▶ Extracted data entries:
========================

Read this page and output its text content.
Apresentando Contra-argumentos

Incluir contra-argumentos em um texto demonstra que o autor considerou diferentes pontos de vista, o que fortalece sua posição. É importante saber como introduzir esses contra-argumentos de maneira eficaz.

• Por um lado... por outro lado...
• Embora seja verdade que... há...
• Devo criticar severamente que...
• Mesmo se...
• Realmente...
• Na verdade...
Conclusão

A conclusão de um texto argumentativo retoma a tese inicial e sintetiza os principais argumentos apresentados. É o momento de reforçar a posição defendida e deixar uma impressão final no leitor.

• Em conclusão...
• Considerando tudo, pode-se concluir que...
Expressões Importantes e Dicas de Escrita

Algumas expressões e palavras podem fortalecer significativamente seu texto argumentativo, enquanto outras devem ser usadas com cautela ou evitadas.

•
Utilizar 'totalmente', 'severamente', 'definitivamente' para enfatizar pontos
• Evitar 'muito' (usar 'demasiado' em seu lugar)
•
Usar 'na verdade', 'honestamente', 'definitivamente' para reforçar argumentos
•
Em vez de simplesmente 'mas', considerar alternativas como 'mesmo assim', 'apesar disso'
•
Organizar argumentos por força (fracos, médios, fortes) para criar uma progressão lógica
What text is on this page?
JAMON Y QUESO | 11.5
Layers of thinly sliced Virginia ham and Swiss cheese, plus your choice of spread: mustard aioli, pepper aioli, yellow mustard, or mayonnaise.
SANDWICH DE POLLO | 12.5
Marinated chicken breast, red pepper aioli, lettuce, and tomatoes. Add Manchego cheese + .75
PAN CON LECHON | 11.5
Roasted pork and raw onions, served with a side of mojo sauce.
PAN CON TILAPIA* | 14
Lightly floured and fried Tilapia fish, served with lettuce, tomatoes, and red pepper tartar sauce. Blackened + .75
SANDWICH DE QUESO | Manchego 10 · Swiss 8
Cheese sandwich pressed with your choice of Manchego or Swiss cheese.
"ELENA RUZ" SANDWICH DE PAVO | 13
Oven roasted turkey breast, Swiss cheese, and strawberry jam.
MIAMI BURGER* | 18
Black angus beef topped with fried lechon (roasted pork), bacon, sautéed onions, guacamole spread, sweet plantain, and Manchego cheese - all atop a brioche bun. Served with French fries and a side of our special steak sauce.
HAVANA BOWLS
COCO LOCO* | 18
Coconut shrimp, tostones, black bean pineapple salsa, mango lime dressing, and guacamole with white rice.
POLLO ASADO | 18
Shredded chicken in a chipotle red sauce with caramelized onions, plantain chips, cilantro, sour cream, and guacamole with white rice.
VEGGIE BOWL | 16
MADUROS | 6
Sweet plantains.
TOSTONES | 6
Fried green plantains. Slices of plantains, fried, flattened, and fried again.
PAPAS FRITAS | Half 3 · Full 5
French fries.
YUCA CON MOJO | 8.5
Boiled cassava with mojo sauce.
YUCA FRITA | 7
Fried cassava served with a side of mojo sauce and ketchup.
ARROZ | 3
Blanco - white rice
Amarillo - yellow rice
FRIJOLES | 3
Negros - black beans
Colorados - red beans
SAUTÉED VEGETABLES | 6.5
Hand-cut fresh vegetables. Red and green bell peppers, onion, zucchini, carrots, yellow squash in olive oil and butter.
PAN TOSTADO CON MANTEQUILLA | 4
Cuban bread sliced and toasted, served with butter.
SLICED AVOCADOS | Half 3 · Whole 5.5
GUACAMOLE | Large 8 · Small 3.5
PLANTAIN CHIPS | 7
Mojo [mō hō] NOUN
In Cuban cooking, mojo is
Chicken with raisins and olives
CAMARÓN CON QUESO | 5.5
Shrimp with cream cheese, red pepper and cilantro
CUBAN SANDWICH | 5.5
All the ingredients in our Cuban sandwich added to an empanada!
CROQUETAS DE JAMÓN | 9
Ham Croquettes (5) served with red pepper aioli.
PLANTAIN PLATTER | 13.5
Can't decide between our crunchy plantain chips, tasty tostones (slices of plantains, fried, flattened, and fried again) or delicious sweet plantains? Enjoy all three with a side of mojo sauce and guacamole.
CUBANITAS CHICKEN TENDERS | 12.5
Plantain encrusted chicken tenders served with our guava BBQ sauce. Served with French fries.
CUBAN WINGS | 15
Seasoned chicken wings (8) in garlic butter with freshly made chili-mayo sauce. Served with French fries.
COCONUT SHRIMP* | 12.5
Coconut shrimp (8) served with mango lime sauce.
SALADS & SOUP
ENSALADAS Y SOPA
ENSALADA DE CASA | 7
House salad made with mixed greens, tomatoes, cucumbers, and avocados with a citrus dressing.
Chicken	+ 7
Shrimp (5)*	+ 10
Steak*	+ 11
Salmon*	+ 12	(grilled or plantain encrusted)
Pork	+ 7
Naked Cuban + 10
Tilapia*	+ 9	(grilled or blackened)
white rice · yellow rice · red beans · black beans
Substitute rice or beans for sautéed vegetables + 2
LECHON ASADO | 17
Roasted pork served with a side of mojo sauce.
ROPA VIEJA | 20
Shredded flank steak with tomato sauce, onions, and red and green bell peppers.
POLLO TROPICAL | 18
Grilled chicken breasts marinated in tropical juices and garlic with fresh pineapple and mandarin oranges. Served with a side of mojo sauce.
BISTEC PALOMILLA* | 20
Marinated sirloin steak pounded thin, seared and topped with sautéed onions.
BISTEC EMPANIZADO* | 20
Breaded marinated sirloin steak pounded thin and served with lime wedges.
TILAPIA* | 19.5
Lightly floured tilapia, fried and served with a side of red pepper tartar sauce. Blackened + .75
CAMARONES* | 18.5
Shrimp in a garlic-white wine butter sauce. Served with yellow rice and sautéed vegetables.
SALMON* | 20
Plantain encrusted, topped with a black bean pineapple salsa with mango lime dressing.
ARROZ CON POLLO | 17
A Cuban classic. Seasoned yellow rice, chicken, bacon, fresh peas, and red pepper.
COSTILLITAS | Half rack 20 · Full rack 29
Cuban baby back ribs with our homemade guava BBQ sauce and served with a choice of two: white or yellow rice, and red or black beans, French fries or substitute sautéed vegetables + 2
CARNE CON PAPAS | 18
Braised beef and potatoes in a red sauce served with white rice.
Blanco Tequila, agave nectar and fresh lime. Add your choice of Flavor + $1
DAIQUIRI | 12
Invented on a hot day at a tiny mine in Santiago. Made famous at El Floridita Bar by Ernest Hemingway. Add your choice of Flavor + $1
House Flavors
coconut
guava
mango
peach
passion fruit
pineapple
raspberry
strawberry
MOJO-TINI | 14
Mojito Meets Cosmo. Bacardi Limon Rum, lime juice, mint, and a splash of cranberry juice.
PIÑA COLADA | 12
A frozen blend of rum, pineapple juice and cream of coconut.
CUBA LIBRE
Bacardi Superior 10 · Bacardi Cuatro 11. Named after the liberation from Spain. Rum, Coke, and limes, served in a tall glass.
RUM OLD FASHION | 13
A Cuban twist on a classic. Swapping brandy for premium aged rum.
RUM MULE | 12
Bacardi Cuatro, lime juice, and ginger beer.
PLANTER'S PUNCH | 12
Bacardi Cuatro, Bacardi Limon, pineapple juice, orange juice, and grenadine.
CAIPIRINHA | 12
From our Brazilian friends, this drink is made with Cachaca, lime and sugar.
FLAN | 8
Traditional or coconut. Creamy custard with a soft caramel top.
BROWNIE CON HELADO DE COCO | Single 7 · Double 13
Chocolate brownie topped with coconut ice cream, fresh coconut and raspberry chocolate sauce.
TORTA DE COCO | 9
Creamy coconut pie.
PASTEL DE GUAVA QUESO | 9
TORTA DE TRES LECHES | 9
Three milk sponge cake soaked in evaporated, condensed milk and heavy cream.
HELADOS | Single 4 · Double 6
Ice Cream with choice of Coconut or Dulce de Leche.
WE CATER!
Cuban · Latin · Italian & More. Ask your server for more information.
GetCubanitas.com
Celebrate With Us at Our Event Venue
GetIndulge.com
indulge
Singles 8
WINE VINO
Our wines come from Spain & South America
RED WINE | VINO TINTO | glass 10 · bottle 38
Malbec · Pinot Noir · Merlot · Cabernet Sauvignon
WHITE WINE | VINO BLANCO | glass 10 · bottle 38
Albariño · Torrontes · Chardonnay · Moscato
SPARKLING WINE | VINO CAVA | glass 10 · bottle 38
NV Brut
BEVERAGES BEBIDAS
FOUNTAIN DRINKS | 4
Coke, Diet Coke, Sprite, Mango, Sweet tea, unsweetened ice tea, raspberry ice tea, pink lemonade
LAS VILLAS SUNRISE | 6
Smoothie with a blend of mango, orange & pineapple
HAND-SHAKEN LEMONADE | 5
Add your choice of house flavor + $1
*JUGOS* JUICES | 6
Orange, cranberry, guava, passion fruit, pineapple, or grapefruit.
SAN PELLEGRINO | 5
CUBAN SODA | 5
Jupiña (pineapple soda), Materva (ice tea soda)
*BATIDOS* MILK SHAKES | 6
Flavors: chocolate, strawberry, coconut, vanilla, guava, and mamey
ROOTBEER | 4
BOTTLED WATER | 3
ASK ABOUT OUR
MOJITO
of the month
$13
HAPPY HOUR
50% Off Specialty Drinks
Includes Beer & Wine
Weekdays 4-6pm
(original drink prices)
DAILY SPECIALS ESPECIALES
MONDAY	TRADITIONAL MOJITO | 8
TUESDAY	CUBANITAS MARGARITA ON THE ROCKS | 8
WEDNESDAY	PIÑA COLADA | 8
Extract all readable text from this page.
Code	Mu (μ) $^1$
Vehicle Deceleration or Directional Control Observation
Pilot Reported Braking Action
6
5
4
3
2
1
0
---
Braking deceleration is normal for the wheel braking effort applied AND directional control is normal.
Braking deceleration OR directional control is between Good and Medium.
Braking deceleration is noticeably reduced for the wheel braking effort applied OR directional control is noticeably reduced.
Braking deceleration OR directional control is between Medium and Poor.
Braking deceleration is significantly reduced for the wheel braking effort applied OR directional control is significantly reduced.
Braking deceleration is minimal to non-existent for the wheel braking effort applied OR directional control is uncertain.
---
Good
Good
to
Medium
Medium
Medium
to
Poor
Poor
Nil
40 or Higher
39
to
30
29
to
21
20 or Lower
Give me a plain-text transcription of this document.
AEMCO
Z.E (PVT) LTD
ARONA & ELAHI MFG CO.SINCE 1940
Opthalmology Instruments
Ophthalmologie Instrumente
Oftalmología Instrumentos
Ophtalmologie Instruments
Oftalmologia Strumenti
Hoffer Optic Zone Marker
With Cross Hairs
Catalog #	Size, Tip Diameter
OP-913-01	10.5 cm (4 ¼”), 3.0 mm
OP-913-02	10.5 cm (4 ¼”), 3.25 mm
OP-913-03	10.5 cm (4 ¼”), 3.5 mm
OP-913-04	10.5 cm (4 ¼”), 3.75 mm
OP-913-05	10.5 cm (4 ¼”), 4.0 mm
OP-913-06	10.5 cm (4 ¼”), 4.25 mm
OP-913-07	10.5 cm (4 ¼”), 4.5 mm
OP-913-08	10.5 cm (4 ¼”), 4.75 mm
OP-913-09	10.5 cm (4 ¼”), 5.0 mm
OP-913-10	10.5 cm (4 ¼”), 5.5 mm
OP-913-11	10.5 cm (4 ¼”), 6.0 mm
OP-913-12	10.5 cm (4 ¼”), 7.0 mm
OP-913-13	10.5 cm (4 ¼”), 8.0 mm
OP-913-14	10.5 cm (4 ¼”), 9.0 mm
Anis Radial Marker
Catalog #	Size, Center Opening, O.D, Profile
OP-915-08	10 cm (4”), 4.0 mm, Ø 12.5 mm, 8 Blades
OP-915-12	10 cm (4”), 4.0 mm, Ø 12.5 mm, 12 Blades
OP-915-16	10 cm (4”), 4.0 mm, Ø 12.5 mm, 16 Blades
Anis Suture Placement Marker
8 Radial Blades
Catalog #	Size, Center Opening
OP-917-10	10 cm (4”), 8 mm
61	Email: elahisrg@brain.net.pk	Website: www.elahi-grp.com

========================

▶ Work to complete:
Give only the number of lines in the material above that include the word "bacon".

▶ Complete output:
2